## START Given data

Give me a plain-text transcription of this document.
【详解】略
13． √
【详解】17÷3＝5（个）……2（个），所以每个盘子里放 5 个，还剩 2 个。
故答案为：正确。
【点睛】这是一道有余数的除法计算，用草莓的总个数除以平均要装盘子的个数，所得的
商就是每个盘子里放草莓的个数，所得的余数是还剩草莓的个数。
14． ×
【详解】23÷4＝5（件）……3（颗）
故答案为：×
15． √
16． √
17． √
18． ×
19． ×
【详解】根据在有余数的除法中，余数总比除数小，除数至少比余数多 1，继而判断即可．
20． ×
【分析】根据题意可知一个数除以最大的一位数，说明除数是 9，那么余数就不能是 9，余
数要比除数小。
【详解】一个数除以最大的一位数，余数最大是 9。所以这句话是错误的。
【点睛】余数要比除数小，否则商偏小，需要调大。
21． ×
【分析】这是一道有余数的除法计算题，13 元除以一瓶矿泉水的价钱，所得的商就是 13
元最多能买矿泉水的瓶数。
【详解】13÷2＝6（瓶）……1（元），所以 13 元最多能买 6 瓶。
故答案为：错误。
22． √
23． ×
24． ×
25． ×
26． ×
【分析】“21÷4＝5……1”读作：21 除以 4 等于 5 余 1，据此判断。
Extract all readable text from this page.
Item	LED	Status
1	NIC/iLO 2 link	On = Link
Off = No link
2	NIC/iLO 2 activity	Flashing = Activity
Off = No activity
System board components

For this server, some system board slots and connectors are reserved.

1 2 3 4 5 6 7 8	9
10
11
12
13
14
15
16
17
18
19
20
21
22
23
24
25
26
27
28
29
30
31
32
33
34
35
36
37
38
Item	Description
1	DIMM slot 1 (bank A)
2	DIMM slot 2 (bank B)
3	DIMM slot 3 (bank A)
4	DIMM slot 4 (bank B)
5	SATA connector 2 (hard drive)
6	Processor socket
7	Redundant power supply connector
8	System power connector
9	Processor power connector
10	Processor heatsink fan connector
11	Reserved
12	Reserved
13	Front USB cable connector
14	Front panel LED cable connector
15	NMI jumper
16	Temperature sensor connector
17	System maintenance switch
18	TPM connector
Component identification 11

## END Given data

### The exercise
Repeat the material above in full, exactly as it stands.

### Answer to the problem
Give me a plain-text transcription of this document.
【详解】略
13． √
【详解】17÷3＝5（个）……2（个），所以每个盘子里放 5 个，还剩 2 个。
故答案为：正确。
【点睛】这是一道有余数的除法计算，用草莓的总个数除以平均要装盘子的个数，所得的
商就是每个盘子里放草莓的个数，所得的余数是还剩草莓的个数。
14． ×
【详解】23÷4＝5（件）……3（颗）
故答案为：×
15． √
16． √
17． √
18． ×
19． ×
【详解】根据在有余数的除法中，余数总比除数小，除数至少比余数多 1，继而判断即可．
20． ×
【分析】根据题意可知一个数除以最大的一位数，说明除数是 9，那么余数就不能是 9，余
数要比除数小。
【详解】一个数除以最大的一位数，余数最大是 9。所以这句话是错误的。
【点睛】余数要比除数小，否则商偏小，需要调大。
21． ×
【分析】这是一道有余数的除法计算题，13 元除以一瓶矿泉水的价钱，所得的商就是 13
元最多能买矿泉水的瓶数。
【详解】13÷2＝6（瓶）……1（元），所以 13 元最多能买 6 瓶。
故答案为：错误。
22． √
23． ×
24． ×
25． ×
26． ×
【分析】“21÷4＝5……1”读作：21 除以 4 等于 5 余 1，据此判断。
Extract all readable text from this page.
Item	LED	Status
1	NIC/iLO 2 link	On = Link
Off = No link
2	NIC/iLO 2 activity	Flashing = Activity
Off = No activity
System board components

For this server, some system board slots and connectors are reserved.

1 2 3 4 5 6 7 8	9
10
11
12
13
14
15
16
17
18
19
20
21
22
23
24
25
26
27
28
29
30
31
32
33
34
35
36
37
38
Item	Description
1	DIMM slot 1 (bank A)
2	DIMM slot 2 (bank B)
3	DIMM slot 3 (bank A)
4	DIMM slot 4 (bank B)
5	SATA connector 2 (hard drive)
6	Processor socket
7	Redundant power supply connector
8	System power connector
9	Processor power connector
10	Processor heatsink fan connector
11	Reserved
12	Reserved
13	Front USB cable connector
14	Front panel LED cable connector
15	NMI jumper
16	Temperature sensor connector
17	System maintenance switch
18	TPM connector
Component identification 11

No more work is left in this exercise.